#### [What you should do]
All lines in which the word "ГОБУЗ" occurs are to be extracted.
##### Source data
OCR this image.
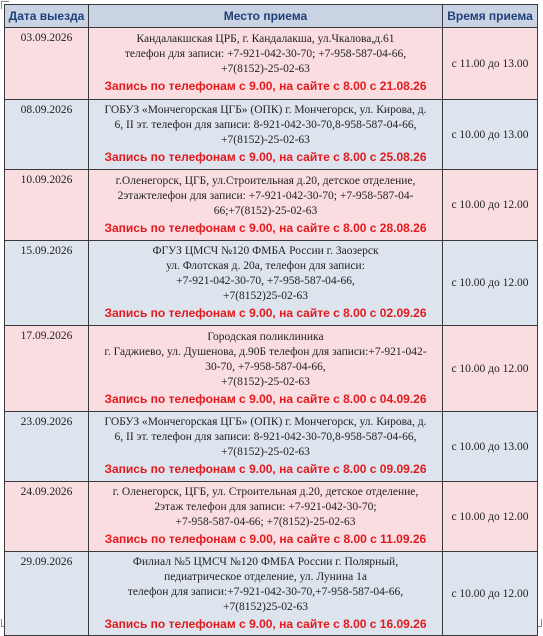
Дата выезда	Место приема	Время приема
03.09.2026	Кандалакшская ЦРБ, г. Кандалакша, ул.Чкалова,д.61
телефон для записи: +7-921-042-30-70; +7-958-587-04-66,
+7(8152)-25-02-63
Запись по телефонам с 9.00, на сайте с 8.00 с 21.08.26	с 11.00 до 13.00
08.09.2026	ГОБУЗ «Мончегорская ЦГБ» (ОПК) г. Мончегорск, ул. Кирова, д.
6, II эт. телефон для записи: 8-921-042-30-70,8-958-587-04-66,
+7(8152)-25-02-63
Запись по телефонам с 9.00, на сайте с 8.00 с 25.08.26	с 10.00 до 13.00
10.09.2026	г.Оленегорск, ЦГБ, ул.Строительная д.20, детское отделение,
2этажтелефон для записи: +7-921-042-30-70; +7-958-587-04-
66;+7(8152)-25-02-63
Запись по телефонам с 9.00, на сайте с 8.00 с 28.08.26	с 10.00 до 12.00
15.09.2026	ФГУЗ ЦМСЧ №120 ФМБА России г. Заозерск
ул. Флотская д. 20а, телефон для записи:
+7-921-042-30-70, +7-958-587-04-66,
+7(8152)25-02-63
Запись по телефонам с 9.00, на сайте с 8.00 с 02.09.26	с 10.00 до 12.00
17.09.2026	Городская поликлиника
г. Гаджиево, ул. Душенова, д.90Б телефон для записи:+7-921-042-
30-70, +7-958-587-04-66,
+7(8152)-25-02-63
Запись по телефонам с 9.00, на сайте с 8.00 с 04.09.26	с 10.00 до 12.00
23.09.2026	ГОБУЗ «Мончегорская ЦГБ» (ОПК) г. Мончегорск, ул. Кирова, д.
6, II эт. телефон для записи: 8-921-042-30-70,8-958-587-04-66,
+7(8152)-25-02-63
Запись по телефонам с 9.00, на сайте с 8.00 с 09.09.26	с 10.00 до 13.00
24.09.2026	г. Оленегорск, ЦГБ, ул. Строительная д.20, детское отделение,
2этаж телефон для записи: +7-921-042-30-70;
+7-958-587-04-66; +7(8152)-25-02-63
Запись по телефонам с 9.00, на сайте с 8.00 с 11.09.26	с 10.00 до 12.00
29.09.2026	Филиал №5 ЦМСЧ №120 ФМБА России г. Полярный,
педиатрическое отделение, ул. Лунина 1а
телефон для записи:+7-921-042-30-70,+7-958-587-04-66,
+7(8152)25-02-63
Запись по телефонам с 9.00, на сайте с 8.00 с 16.09.26	с 10.00 до 12.00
##########
#### [Answer for the task]
08.09.2026	ГОБУЗ «Мончегорская ЦГБ» (ОПК) г. Мончегорск, ул. Кирова, д.
23.09.2026	ГОБУЗ «Мончегорская ЦГБ» (ОПК) г. Мончегорск, ул. Кирова, д.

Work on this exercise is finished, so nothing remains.